-- Begin Record set --
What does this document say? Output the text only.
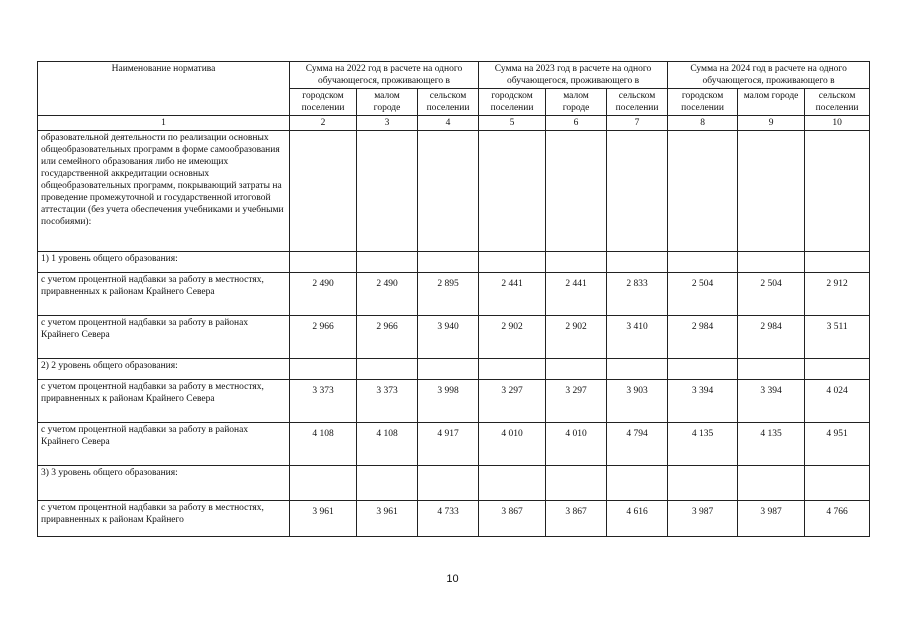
Наименование норматива	Сумма на 2022 год в расчете на одного обучающегося, проживающего в			Сумма на 2023 год в расчете на одного обучающегося, проживающего в			Сумма на 2024 год в расчете на одного обучающегося, проживающего в		
	городском поселении	малом городе	сельском поселении	городском поселении	малом городе	сельском поселении	городском поселении	малом городе	сельском поселении
1	2	3	4	5	6	7	8	9	10
образовательной деятельности по реализации основных общеобразовательных программ в форме самообразования или семейного образования либо не имеющих государственной аккредитации основных общеобразовательных программ, покрывающий затраты на проведение промежуточной и государственной итоговой аттестации (без учета обеспечения учебниками и учебными пособиями):									
1) 1 уровень общего образования:									
с учетом процентной надбавки за работу в местностях, приравненных к районам Крайнего Севера	2 490	2 490	2 895	2 441	2 441	2 833	2 504	2 504	2 912
с учетом процентной надбавки за работу в районах Крайнего Севера	2 966	2 966	3 940	2 902	2 902	3 410	2 984	2 984	3 511
2) 2 уровень общего образования:									
с учетом процентной надбавки за работу в местностях, приравненных к районам Крайнего Севера	3 373	3 373	3 998	3 297	3 297	3 903	3 394	3 394	4 024
с учетом процентной надбавки за работу в районах Крайнего Севера	4 108	4 108	4 917	4 010	4 010	4 794	4 135	4 135	4 951
3) 3 уровень общего образования:									
с учетом процентной надбавки за работу в местностях, приравненных к районам Крайнего	3 961	3 961	4 733	3 867	3 867	4 616	3 987	3 987	4 766
10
-- End Record set --
Problem to solve> Using the material above, retype each entry exactly and omit the pictures.

Answer to the exercise>
What does this document say? Output the text only.
Наименование норматива	Сумма на 2022 год в расчете на одного обучающегося, проживающего в			Сумма на 2023 год в расчете на одного обучающегося, проживающего в			Сумма на 2024 год в расчете на одного обучающегося, проживающего в		
	городском поселении	малом городе	сельском поселении	городском поселении	малом городе	сельском поселении	городском поселении	малом городе	сельском поселении
1	2	3	4	5	6	7	8	9	10
образовательной деятельности по реализации основных общеобразовательных программ в форме самообразования или семейного образования либо не имеющих государственной аккредитации основных общеобразовательных программ, покрывающий затраты на проведение промежуточной и государственной итоговой аттестации (без учета обеспечения учебниками и учебными пособиями):									
1) 1 уровень общего образования:									
с учетом процентной надбавки за работу в местностях, приравненных к районам Крайнего Севера	2 490	2 490	2 895	2 441	2 441	2 833	2 504	2 504	2 912
с учетом процентной надбавки за работу в районах Крайнего Севера	2 966	2 966	3 940	2 902	2 902	3 410	2 984	2 984	3 511
2) 2 уровень общего образования:									
с учетом процентной надбавки за работу в местностях, приравненных к районам Крайнего Севера	3 373	3 373	3 998	3 297	3 297	3 903	3 394	3 394	4 024
с учетом процентной надбавки за работу в районах Крайнего Севера	4 108	4 108	4 917	4 010	4 010	4 794	4 135	4 135	4 951
3) 3 уровень общего образования:									
с учетом процентной надбавки за работу в местностях, приравненных к районам Крайнего	3 961	3 961	4 733	3 867	3 867	4 616	3 987	3 987	4 766
10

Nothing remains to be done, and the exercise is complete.